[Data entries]
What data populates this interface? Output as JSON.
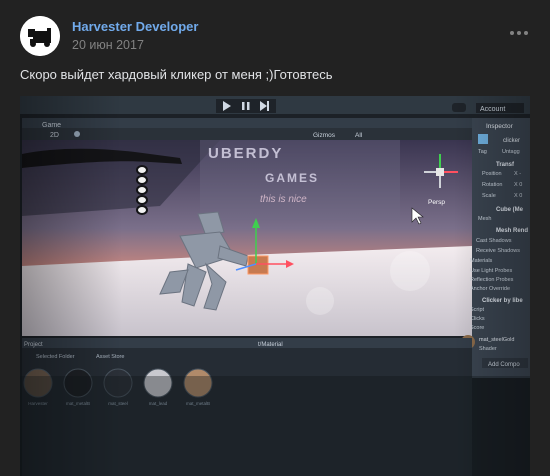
{
  "post": {
    "author": "Harvester Developer",
    "date": "20 июн 2017",
    "text": "Скоро выйдет хардовый кликер от меня ;)Готовтесь",
    "more_icon": "more-dots-icon"
  },
  "unity": {
    "tab_game": "Game",
    "view_2d": "2D",
    "gizmos": "Gizmos",
    "all": "All",
    "account": "Account",
    "inspector_title": "Inspector",
    "object_name": "clicker",
    "tag_label": "Tag",
    "tag_value": "Untagg",
    "transform": "Transf",
    "position": "Position",
    "rotation": "Rotation",
    "scale": "Scale",
    "rotation_x": "X 0",
    "scale_x": "X 0",
    "position_x": "X -",
    "cube_mesh": "Cube (Me",
    "mesh": "Mesh",
    "mesh_renderer": "Mesh Rend",
    "cast_shadows": "Cast Shadows",
    "receive_shadows": "Receive Shadows",
    "materials": "Materials",
    "use_light_probes": "Use Light Probes",
    "reflection_probes": "Reflection Probes",
    "anchor_override": "Anchor Override",
    "clicker_script": "Clicker by libe",
    "script": "Script",
    "clicks": "Clicks",
    "score": "Score",
    "material_name": "mat_steelGold",
    "shader": "Shader",
    "add_component": "Add Compo",
    "persp": "Persp",
    "project_tab": "Project",
    "selected_folder": "Selected Folder",
    "asset_store": "Asset Store",
    "breadcrumb": "t/Material",
    "scene_title_1": "UBERDY",
    "scene_title_2": "GAMES",
    "scene_subtitle": "this is nice",
    "assets": [
      "Harvester",
      "mat_metalB",
      "mat_steel",
      "mat_lead",
      "mat_metalB"
    ]
  }
}
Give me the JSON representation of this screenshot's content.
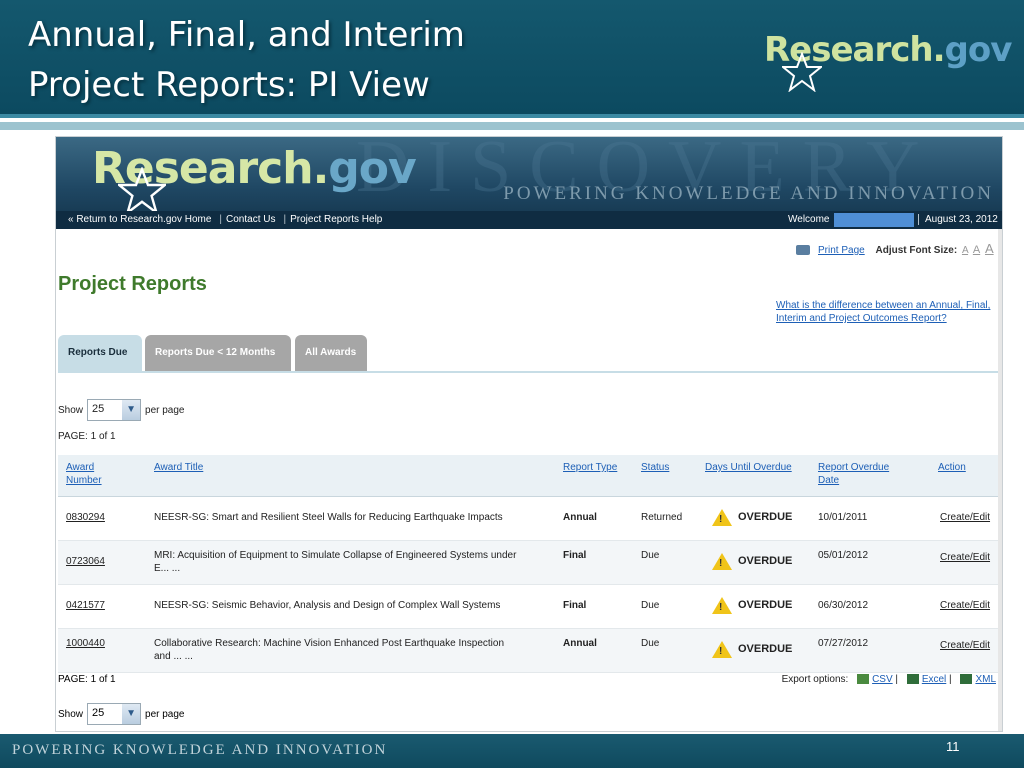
{
  "slide": {
    "title_line1": "Annual, Final, and Interim",
    "title_line2": "Project Reports: PI View",
    "logo_research": "Research",
    "logo_dot": ".",
    "logo_gov": "gov",
    "footer": "POWERING KNOWLEDGE AND INNOVATION",
    "page_number": "11"
  },
  "site": {
    "logo_research": "Research",
    "logo_dot": ".",
    "logo_gov": "gov",
    "tagline": "POWERING KNOWLEDGE AND INNOVATION",
    "banner_watermark": "DISCOVERY",
    "nav": {
      "home": "« Return to Research.gov Home",
      "contact": "Contact Us",
      "help": "Project Reports Help",
      "welcome": "Welcome",
      "date": "August 23, 2012"
    },
    "utility": {
      "print": "Print Page",
      "font_size_label": "Adjust Font Size:",
      "font_a1": "A",
      "font_a2": "A",
      "font_a3": "A"
    }
  },
  "page": {
    "title": "Project Reports",
    "help_link": "What is the difference between an Annual, Final, Interim and Project Outcomes Report?",
    "tabs": [
      {
        "label": "Reports Due"
      },
      {
        "label": "Reports Due < 12 Months"
      },
      {
        "label": "All Awards"
      }
    ],
    "show_label": "Show",
    "per_page_value": "25",
    "per_page_label": "per page",
    "page_count": "PAGE: 1 of 1"
  },
  "table": {
    "headers": {
      "award_number_1": "Award",
      "award_number_2": "Number",
      "award_title": "Award Title",
      "report_type": "Report Type",
      "status": "Status",
      "days": "Days Until Overdue",
      "overdue_date_1": "Report Overdue",
      "overdue_date_2": "Date",
      "action": "Action"
    },
    "rows": [
      {
        "award": "0830294",
        "title": "NEESR-SG: Smart and Resilient Steel Walls for Reducing Earthquake Impacts",
        "title2": "",
        "type": "Annual",
        "status": "Returned",
        "days": "OVERDUE",
        "date": "10/01/2011",
        "action": "Create/Edit"
      },
      {
        "award": "0723064",
        "title": "MRI: Acquisition of Equipment to Simulate Collapse of Engineered Systems under",
        "title2": "E... ...",
        "type": "Final",
        "status": "Due",
        "days": "OVERDUE",
        "date": "05/01/2012",
        "action": "Create/Edit"
      },
      {
        "award": "0421577",
        "title": "NEESR-SG: Seismic Behavior, Analysis and Design of Complex Wall Systems",
        "title2": "",
        "type": "Final",
        "status": "Due",
        "days": "OVERDUE",
        "date": "06/30/2012",
        "action": "Create/Edit"
      },
      {
        "award": "1000440",
        "title": "Collaborative Research: Machine Vision Enhanced Post Earthquake Inspection",
        "title2": "and ... ...",
        "type": "Annual",
        "status": "Due",
        "days": "OVERDUE",
        "date": "07/27/2012",
        "action": "Create/Edit"
      }
    ],
    "warning_mark": "!"
  },
  "export": {
    "label": "Export options:",
    "csv": "CSV",
    "excel": "Excel",
    "xml": "XML",
    "sep": "|"
  }
}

> PROBLEM DESCRIPTION: From the entries above, copy each line holding "JSON".

> TASK RESPONSE:
What data populates this interface? Output as JSON.
Give me the JSON representation of this screenshot's content.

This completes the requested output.